» OBJECTIVE
Each record below is to be reproduced without any change.

» RAW RECORDS

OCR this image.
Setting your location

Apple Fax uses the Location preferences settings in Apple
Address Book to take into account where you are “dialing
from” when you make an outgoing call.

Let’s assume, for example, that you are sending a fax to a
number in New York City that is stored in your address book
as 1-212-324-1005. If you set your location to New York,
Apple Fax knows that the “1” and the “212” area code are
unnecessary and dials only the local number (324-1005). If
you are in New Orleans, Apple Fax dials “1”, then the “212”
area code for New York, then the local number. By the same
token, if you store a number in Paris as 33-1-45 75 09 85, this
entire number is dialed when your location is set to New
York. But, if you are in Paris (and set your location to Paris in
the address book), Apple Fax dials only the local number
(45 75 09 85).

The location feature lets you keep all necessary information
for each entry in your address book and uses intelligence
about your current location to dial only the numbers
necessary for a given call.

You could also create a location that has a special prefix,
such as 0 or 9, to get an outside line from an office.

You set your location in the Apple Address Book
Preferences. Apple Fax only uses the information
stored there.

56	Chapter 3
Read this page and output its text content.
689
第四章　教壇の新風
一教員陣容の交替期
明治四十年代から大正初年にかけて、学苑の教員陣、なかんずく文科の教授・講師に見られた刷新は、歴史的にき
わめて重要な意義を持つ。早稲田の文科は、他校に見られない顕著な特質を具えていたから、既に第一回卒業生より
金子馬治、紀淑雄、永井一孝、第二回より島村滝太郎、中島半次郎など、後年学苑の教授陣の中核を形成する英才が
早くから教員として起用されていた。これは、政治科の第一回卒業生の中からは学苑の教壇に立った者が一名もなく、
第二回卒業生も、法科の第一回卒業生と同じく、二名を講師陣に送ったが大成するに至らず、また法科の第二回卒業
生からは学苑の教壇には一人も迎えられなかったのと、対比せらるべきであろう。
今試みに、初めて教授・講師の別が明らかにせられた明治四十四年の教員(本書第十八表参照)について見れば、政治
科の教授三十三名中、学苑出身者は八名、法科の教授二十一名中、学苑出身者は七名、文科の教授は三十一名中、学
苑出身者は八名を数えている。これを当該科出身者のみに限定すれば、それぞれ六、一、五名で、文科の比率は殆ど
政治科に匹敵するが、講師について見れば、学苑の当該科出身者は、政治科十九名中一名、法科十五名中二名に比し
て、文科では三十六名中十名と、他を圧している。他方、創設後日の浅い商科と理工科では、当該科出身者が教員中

» ANSWER IN FULL
OCR this image.
Setting your location

Apple Fax uses the Location preferences settings in Apple
Address Book to take into account where you are “dialing
from” when you make an outgoing call.

Let’s assume, for example, that you are sending a fax to a
number in New York City that is stored in your address book
as 1-212-324-1005. If you set your location to New York,
Apple Fax knows that the “1” and the “212” area code are
unnecessary and dials only the local number (324-1005). If
you are in New Orleans, Apple Fax dials “1”, then the “212”
area code for New York, then the local number. By the same
token, if you store a number in Paris as 33-1-45 75 09 85, this
entire number is dialed when your location is set to New
York. But, if you are in Paris (and set your location to Paris in
the address book), Apple Fax dials only the local number
(45 75 09 85).

The location feature lets you keep all necessary information
for each entry in your address book and uses intelligence
about your current location to dial only the numbers
necessary for a given call.

You could also create a location that has a special prefix,
such as 0 or 9, to get an outside line from an office.

You set your location in the Apple Address Book
Preferences. Apple Fax only uses the information
stored there.

56	Chapter 3
Read this page and output its text content.
689
第四章　教壇の新風
一教員陣容の交替期
明治四十年代から大正初年にかけて、学苑の教員陣、なかんずく文科の教授・講師に見られた刷新は、歴史的にき
わめて重要な意義を持つ。早稲田の文科は、他校に見られない顕著な特質を具えていたから、既に第一回卒業生より
金子馬治、紀淑雄、永井一孝、第二回より島村滝太郎、中島半次郎など、後年学苑の教授陣の中核を形成する英才が
早くから教員として起用されていた。これは、政治科の第一回卒業生の中からは学苑の教壇に立った者が一名もなく、
第二回卒業生も、法科の第一回卒業生と同じく、二名を講師陣に送ったが大成するに至らず、また法科の第二回卒業
生からは学苑の教壇には一人も迎えられなかったのと、対比せらるべきであろう。
今試みに、初めて教授・講師の別が明らかにせられた明治四十四年の教員(本書第十八表参照)について見れば、政治
科の教授三十三名中、学苑出身者は八名、法科の教授二十一名中、学苑出身者は七名、文科の教授は三十一名中、学
苑出身者は八名を数えている。これを当該科出身者のみに限定すれば、それぞれ六、一、五名で、文科の比率は殆ど
政治科に匹敵するが、講師について見れば、学苑の当該科出身者は、政治科十九名中一名、法科十五名中二名に比し
て、文科では三十六名中十名と、他を圧している。他方、創設後日の浅い商科と理工科では、当該科出身者が教員中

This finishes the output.